— Start DATASET RECORDS —

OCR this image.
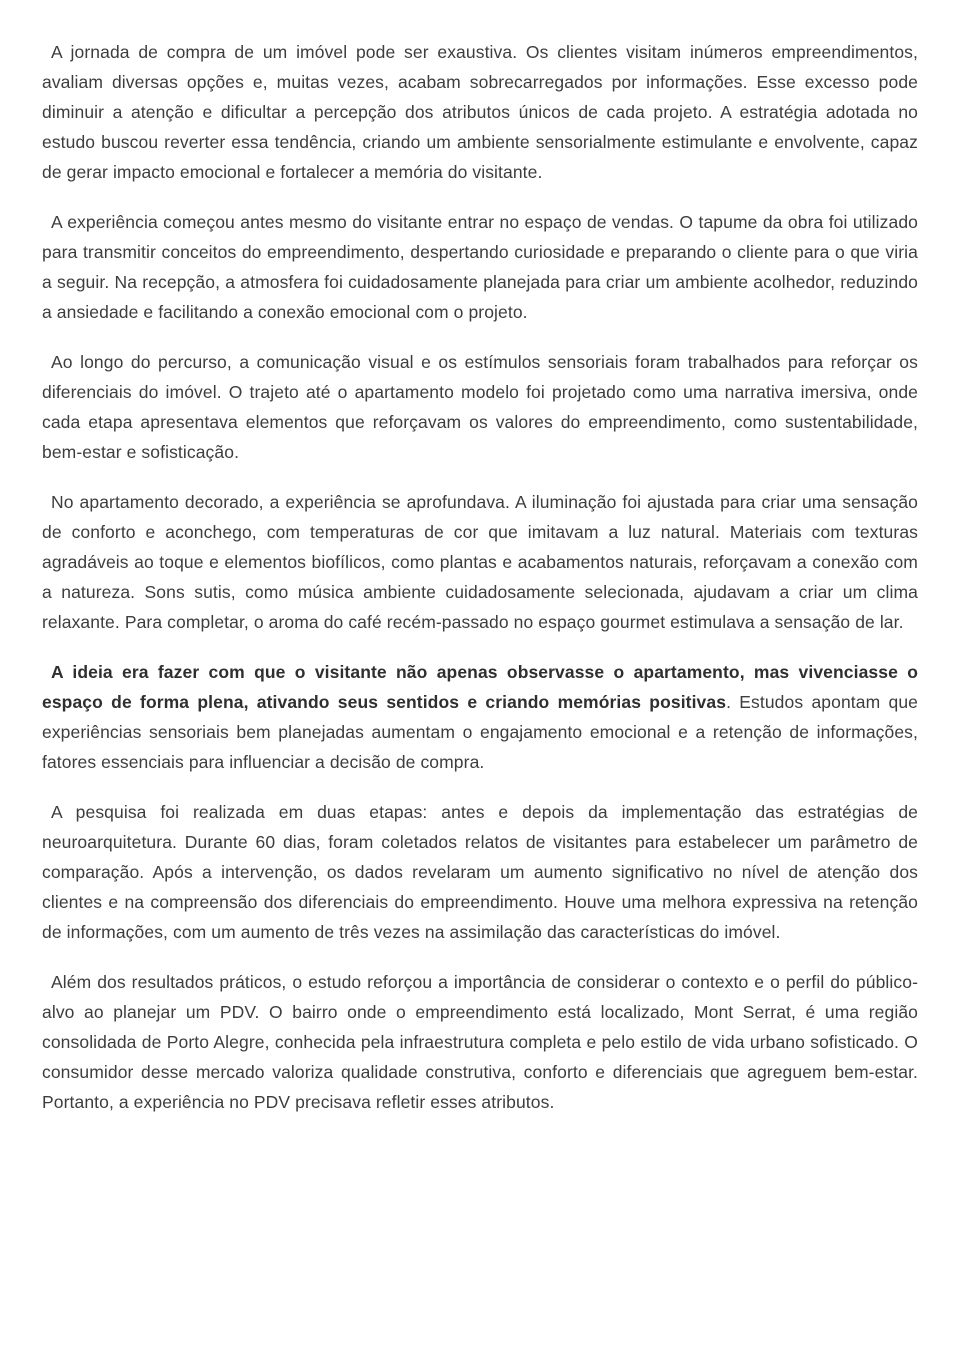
A jornada de compra de um imóvel pode ser exaustiva. Os clientes visitam inúmeros empreendimentos, avaliam diversas opções e, muitas vezes, acabam sobrecarregados por informações. Esse excesso pode diminuir a atenção e dificultar a percepção dos atributos únicos de cada projeto. A estratégia adotada no estudo buscou reverter essa tendência, criando um ambiente sensorialmente estimulante e envolvente, capaz de gerar impacto emocional e fortalecer a memória do visitante.

A experiência começou antes mesmo do visitante entrar no espaço de vendas. O tapume da obra foi utilizado para transmitir conceitos do empreendimento, despertando curiosidade e preparando o cliente para o que viria a seguir. Na recepção, a atmosfera foi cuidadosamente planejada para criar um ambiente acolhedor, reduzindo a ansiedade e facilitando a conexão emocional com o projeto.

Ao longo do percurso, a comunicação visual e os estímulos sensoriais foram trabalhados para reforçar os diferenciais do imóvel. O trajeto até o apartamento modelo foi projetado como uma narrativa imersiva, onde cada etapa apresentava elementos que reforçavam os valores do empreendimento, como sustentabilidade, bem-estar e sofisticação.

No apartamento decorado, a experiência se aprofundava. A iluminação foi ajustada para criar uma sensação de conforto e aconchego, com temperaturas de cor que imitavam a luz natural. Materiais com texturas agradáveis ao toque e elementos biofílicos, como plantas e acabamentos naturais, reforçavam a conexão com a natureza. Sons sutis, como música ambiente cuidadosamente selecionada, ajudavam a criar um clima relaxante. Para completar, o aroma do café recém-passado no espaço gourmet estimulava a sensação de lar.

A ideia era fazer com que o visitante não apenas observasse o apartamento, mas vivenciasse o espaço de forma plena, ativando seus sentidos e criando memórias positivas. Estudos apontam que experiências sensoriais bem planejadas aumentam o engajamento emocional e a retenção de informações, fatores essenciais para influenciar a decisão de compra.

A pesquisa foi realizada em duas etapas: antes e depois da implementação das estratégias de neuroarquitetura. Durante 60 dias, foram coletados relatos de visitantes para estabelecer um parâmetro de comparação. Após a intervenção, os dados revelaram um aumento significativo no nível de atenção dos clientes e na compreensão dos diferenciais do empreendimento. Houve uma melhora expressiva na retenção de informações, com um aumento de três vezes na assimilação das características do imóvel.

Além dos resultados práticos, o estudo reforçou a importância de considerar o contexto e o perfil do público-alvo ao planejar um PDV. O bairro onde o empreendimento está localizado, Mont Serrat, é uma região consolidada de Porto Alegre, conhecida pela infraestrutura completa e pelo estilo de vida urbano sofisticado. O consumidor desse mercado valoriza qualidade construtiva, conforto e diferenciais que agreguem bem-estar. Portanto, a experiência no PDV precisava refletir esses atributos.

— End DATASET RECORDS —

--- WHAT YOU NEED TO DO ---
Write out the records above once more, word for word, with no pictures.

--- OUTPUT OF THE TASK ---
OCR this image.
A jornada de compra de um imóvel pode ser exaustiva. Os clientes visitam inúmeros empreendimentos, avaliam diversas opções e, muitas vezes, acabam sobrecarregados por informações. Esse excesso pode diminuir a atenção e dificultar a percepção dos atributos únicos de cada projeto. A estratégia adotada no estudo buscou reverter essa tendência, criando um ambiente sensorialmente estimulante e envolvente, capaz de gerar impacto emocional e fortalecer a memória do visitante.

A experiência começou antes mesmo do visitante entrar no espaço de vendas. O tapume da obra foi utilizado para transmitir conceitos do empreendimento, despertando curiosidade e preparando o cliente para o que viria a seguir. Na recepção, a atmosfera foi cuidadosamente planejada para criar um ambiente acolhedor, reduzindo a ansiedade e facilitando a conexão emocional com o projeto.

Ao longo do percurso, a comunicação visual e os estímulos sensoriais foram trabalhados para reforçar os diferenciais do imóvel. O trajeto até o apartamento modelo foi projetado como uma narrativa imersiva, onde cada etapa apresentava elementos que reforçavam os valores do empreendimento, como sustentabilidade, bem-estar e sofisticação.

No apartamento decorado, a experiência se aprofundava. A iluminação foi ajustada para criar uma sensação de conforto e aconchego, com temperaturas de cor que imitavam a luz natural. Materiais com texturas agradáveis ao toque e elementos biofílicos, como plantas e acabamentos naturais, reforçavam a conexão com a natureza. Sons sutis, como música ambiente cuidadosamente selecionada, ajudavam a criar um clima relaxante. Para completar, o aroma do café recém-passado no espaço gourmet estimulava a sensação de lar.

A ideia era fazer com que o visitante não apenas observasse o apartamento, mas vivenciasse o espaço de forma plena, ativando seus sentidos e criando memórias positivas. Estudos apontam que experiências sensoriais bem planejadas aumentam o engajamento emocional e a retenção de informações, fatores essenciais para influenciar a decisão de compra.

A pesquisa foi realizada em duas etapas: antes e depois da implementação das estratégias de neuroarquitetura. Durante 60 dias, foram coletados relatos de visitantes para estabelecer um parâmetro de comparação. Após a intervenção, os dados revelaram um aumento significativo no nível de atenção dos clientes e na compreensão dos diferenciais do empreendimento. Houve uma melhora expressiva na retenção de informações, com um aumento de três vezes na assimilação das características do imóvel.

Além dos resultados práticos, o estudo reforçou a importância de considerar o contexto e o perfil do público-alvo ao planejar um PDV. O bairro onde o empreendimento está localizado, Mont Serrat, é uma região consolidada de Porto Alegre, conhecida pela infraestrutura completa e pelo estilo de vida urbano sofisticado. O consumidor desse mercado valoriza qualidade construtiva, conforto e diferenciais que agreguem bem-estar. Portanto, a experiência no PDV precisava refletir esses atributos.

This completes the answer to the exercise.